§ **EXERCISE AIM**
Take each line containing "SHOP" and report it exactly as written.

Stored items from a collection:
##############################

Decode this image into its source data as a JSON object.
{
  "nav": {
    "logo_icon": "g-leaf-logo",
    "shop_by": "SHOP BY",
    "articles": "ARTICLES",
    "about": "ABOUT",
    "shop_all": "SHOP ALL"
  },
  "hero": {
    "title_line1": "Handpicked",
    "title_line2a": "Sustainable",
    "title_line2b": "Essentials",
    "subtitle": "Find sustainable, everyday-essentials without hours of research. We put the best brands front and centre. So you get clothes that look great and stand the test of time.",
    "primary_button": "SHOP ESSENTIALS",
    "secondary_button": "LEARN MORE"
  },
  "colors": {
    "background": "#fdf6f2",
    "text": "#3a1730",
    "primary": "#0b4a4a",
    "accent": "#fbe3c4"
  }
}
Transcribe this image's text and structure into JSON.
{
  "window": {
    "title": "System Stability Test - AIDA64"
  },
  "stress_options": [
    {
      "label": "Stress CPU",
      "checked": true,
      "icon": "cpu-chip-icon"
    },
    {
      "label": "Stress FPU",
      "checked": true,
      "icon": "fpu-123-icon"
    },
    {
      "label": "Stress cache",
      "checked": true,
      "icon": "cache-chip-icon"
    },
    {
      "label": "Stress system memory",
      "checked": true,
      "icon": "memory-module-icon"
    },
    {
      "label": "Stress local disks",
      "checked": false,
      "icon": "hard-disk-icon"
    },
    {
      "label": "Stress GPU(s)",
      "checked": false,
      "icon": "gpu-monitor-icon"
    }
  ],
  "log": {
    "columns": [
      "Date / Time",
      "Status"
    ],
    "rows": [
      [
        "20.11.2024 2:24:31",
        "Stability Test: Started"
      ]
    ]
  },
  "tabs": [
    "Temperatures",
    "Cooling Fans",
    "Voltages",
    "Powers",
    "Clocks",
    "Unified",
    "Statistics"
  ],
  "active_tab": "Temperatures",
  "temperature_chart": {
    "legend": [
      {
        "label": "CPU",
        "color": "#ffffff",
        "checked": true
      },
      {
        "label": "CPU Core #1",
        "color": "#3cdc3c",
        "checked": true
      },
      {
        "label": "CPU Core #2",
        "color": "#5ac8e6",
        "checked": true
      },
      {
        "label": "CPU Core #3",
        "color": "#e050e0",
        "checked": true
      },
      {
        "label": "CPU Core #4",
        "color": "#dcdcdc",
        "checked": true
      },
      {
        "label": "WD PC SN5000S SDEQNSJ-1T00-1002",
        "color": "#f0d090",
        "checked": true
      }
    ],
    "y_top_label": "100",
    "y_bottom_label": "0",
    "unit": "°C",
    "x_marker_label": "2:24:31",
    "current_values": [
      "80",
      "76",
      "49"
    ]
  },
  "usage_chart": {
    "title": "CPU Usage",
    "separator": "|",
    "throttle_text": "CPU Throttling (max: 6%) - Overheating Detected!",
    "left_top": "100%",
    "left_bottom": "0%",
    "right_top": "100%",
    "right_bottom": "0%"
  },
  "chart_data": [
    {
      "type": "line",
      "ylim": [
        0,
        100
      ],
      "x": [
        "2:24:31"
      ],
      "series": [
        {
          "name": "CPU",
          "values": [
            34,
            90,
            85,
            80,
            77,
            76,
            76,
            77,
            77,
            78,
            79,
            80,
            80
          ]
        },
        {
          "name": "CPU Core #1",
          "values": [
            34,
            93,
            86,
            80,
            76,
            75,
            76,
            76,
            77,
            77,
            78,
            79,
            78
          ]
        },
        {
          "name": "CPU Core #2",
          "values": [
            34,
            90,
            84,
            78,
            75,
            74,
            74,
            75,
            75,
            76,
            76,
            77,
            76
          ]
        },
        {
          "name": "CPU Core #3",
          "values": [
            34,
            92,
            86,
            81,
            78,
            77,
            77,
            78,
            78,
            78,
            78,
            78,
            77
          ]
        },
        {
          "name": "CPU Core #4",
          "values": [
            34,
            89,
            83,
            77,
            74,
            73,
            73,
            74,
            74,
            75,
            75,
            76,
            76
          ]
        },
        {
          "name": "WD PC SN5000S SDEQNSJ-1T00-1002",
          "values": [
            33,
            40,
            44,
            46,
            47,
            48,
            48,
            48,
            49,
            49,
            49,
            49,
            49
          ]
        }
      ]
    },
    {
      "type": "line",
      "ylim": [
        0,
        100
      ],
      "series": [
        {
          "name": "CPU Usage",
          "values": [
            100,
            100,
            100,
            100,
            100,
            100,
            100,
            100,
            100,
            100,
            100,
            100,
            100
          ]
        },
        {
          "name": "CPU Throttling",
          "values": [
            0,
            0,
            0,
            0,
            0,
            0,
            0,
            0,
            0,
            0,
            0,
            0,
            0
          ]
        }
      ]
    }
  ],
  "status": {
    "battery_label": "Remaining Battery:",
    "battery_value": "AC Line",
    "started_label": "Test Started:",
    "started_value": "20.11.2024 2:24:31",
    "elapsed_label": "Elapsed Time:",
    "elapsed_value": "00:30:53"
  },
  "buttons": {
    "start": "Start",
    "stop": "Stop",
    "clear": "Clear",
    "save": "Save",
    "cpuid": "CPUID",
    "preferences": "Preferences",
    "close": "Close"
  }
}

##############################

§ **EXERCISE ANSWER**
    "shop_by": "SHOP BY",
    "shop_all": "SHOP ALL"
    "primary_button": "SHOP ESSENTIALS",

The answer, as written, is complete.